What the task asks: List, from the lines below, each one with "void" in it.

Entries:
>>>>>

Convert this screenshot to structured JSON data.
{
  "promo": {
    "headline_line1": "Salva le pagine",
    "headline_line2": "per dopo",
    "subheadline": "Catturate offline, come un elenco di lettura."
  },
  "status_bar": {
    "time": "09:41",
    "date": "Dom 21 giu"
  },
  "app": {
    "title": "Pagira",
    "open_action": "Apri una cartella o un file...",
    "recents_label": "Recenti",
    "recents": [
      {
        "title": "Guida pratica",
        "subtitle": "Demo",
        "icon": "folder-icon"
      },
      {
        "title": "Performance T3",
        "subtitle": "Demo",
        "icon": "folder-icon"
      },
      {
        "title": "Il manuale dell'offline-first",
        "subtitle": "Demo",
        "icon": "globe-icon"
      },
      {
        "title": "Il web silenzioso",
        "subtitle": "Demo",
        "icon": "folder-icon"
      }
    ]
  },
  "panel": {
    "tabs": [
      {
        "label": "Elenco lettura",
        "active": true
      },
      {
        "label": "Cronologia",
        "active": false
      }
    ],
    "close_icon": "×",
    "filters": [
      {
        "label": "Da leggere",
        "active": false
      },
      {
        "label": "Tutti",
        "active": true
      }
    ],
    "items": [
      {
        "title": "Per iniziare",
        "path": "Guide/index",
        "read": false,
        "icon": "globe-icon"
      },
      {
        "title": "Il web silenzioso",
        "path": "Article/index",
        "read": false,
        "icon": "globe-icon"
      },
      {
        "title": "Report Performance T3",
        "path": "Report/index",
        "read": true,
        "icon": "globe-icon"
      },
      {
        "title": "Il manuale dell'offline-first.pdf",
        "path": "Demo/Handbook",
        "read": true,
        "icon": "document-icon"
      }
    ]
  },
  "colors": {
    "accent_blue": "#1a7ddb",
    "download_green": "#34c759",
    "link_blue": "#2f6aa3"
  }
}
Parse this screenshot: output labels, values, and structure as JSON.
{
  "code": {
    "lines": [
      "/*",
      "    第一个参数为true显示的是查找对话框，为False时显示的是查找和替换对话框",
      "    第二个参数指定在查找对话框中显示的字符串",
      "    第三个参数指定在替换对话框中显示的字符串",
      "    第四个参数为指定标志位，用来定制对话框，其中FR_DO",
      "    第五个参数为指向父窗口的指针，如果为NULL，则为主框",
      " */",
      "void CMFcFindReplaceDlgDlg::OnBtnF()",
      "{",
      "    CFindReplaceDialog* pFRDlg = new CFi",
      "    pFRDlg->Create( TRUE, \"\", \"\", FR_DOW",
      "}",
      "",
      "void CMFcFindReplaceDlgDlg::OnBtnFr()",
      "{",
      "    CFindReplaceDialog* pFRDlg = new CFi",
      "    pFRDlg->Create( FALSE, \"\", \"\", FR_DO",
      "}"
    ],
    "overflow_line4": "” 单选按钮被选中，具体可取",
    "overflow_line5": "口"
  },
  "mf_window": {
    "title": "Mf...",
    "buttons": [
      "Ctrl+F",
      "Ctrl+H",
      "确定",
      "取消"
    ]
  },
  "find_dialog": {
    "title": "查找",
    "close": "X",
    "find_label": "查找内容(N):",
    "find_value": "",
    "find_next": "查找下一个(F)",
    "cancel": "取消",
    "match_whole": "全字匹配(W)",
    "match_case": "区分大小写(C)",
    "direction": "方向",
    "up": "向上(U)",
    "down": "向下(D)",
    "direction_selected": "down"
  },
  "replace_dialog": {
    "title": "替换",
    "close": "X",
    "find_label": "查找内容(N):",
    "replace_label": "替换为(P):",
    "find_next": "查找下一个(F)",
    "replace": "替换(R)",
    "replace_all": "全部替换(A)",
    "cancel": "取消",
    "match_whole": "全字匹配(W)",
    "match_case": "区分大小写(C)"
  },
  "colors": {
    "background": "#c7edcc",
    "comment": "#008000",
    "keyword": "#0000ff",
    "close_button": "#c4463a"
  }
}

<<<<<

Solution to this exercise:
      "void CMFcFindReplaceDlgDlg::OnBtnF()",
      "void CMFcFindReplaceDlgDlg::OnBtnFr()",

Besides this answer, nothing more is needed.